▶ [Problem to solve] Go through the listing below and list every line with "ylabel".

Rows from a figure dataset
..........

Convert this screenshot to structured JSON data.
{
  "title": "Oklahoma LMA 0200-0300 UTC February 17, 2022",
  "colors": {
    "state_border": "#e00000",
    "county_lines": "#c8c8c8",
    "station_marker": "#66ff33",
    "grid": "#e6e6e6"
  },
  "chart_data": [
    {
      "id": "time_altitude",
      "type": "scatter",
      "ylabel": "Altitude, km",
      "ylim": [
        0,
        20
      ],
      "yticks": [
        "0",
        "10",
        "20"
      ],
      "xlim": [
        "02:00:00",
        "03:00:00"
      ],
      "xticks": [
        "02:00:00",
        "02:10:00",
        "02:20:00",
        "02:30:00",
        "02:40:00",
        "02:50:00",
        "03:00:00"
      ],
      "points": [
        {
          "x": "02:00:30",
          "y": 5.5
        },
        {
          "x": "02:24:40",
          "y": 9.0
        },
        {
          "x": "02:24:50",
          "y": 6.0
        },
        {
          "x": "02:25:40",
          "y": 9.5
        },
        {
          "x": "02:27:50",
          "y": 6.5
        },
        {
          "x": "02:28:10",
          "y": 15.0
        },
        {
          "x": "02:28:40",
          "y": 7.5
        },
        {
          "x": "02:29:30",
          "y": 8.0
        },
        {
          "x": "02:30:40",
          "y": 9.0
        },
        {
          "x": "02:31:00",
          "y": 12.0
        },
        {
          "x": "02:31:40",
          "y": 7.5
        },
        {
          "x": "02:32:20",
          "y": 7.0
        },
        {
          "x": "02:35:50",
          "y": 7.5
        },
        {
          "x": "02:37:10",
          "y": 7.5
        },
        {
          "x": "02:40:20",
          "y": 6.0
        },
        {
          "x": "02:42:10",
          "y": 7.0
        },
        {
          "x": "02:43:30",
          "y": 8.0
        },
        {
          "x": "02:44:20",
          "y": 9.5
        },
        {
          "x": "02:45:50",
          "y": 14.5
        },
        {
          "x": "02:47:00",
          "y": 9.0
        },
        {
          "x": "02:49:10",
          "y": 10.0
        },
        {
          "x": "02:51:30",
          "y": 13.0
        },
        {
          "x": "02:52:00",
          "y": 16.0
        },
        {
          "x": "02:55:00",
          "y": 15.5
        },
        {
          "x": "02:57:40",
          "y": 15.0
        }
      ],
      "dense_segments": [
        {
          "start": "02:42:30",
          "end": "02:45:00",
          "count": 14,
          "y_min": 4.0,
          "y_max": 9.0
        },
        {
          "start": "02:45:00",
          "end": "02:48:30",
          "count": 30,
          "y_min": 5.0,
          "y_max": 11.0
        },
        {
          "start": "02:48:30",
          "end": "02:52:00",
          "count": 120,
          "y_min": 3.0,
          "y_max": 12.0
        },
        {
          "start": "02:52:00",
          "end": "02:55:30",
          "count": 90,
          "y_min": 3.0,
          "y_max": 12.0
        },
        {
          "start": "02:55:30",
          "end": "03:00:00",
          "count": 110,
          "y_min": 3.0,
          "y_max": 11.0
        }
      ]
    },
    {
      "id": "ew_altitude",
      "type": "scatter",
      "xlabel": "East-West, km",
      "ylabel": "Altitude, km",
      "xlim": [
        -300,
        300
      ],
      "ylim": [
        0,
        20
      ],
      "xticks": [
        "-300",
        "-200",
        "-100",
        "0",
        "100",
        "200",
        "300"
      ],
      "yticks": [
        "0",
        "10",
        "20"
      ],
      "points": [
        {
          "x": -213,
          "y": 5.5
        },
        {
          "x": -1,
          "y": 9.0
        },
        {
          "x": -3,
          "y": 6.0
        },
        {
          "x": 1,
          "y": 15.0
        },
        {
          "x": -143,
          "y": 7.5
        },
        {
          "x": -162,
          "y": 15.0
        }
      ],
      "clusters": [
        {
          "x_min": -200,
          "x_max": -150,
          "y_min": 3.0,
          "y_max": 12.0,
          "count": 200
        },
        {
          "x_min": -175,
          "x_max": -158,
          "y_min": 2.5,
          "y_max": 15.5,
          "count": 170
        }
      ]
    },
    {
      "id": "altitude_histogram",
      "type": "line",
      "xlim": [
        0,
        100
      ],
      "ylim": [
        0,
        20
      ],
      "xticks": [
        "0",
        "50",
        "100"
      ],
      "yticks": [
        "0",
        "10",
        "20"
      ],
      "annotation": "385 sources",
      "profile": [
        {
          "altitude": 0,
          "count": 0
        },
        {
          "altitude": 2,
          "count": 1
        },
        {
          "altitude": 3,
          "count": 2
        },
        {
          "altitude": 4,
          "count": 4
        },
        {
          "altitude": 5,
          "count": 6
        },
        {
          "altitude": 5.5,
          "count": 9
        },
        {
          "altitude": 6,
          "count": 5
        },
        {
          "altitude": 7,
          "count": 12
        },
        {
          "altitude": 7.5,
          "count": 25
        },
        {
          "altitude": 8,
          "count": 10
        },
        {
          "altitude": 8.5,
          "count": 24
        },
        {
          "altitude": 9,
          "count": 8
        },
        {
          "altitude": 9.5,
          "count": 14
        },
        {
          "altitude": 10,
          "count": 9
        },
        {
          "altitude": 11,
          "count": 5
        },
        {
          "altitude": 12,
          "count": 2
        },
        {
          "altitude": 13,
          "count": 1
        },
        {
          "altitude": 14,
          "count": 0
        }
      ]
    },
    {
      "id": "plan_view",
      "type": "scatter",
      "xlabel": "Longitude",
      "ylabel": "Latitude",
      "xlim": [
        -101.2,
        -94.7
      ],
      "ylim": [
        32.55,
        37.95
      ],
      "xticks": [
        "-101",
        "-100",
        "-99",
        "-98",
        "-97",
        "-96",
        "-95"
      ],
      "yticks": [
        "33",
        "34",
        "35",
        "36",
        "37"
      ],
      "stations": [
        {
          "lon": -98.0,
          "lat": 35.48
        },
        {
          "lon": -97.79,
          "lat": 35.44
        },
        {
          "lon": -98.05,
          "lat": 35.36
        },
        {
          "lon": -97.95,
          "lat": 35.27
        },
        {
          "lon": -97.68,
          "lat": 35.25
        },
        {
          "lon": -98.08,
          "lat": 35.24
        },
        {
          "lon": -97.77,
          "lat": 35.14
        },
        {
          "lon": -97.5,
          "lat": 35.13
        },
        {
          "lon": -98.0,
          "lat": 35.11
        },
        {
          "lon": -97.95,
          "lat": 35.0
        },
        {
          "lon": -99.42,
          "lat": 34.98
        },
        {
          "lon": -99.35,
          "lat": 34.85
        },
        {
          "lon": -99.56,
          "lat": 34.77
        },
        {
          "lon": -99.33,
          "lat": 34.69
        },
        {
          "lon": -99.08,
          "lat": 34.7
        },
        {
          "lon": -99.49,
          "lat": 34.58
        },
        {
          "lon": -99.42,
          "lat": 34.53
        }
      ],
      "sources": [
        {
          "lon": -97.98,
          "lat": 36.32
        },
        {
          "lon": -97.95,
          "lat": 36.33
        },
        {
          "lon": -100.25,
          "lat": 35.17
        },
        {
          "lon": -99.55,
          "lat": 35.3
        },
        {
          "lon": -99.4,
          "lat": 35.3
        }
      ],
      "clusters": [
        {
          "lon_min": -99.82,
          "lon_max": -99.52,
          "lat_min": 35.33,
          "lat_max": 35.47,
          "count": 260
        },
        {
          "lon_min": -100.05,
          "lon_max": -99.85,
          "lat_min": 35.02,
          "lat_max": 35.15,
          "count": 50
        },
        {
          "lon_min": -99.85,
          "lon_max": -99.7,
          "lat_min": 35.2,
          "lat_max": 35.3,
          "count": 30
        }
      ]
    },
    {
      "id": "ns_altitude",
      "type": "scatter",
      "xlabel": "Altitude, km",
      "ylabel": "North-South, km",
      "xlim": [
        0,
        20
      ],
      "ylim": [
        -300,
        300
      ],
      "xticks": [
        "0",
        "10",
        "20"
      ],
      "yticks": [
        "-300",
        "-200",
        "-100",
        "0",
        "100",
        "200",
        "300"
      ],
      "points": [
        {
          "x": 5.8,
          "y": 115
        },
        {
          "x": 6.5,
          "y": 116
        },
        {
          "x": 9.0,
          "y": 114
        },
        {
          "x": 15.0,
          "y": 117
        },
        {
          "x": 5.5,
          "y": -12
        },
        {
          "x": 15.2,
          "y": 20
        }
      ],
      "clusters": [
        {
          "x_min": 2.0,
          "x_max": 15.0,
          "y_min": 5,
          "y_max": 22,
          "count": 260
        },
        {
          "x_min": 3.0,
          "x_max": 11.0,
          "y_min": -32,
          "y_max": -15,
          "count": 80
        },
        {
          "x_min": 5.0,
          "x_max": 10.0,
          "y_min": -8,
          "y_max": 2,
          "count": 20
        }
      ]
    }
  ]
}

..........

▶ [Result]
      "ylabel": "Altitude, km",
      "ylabel": "Altitude, km",
      "ylabel": "Latitude",
      "ylabel": "North-South, km",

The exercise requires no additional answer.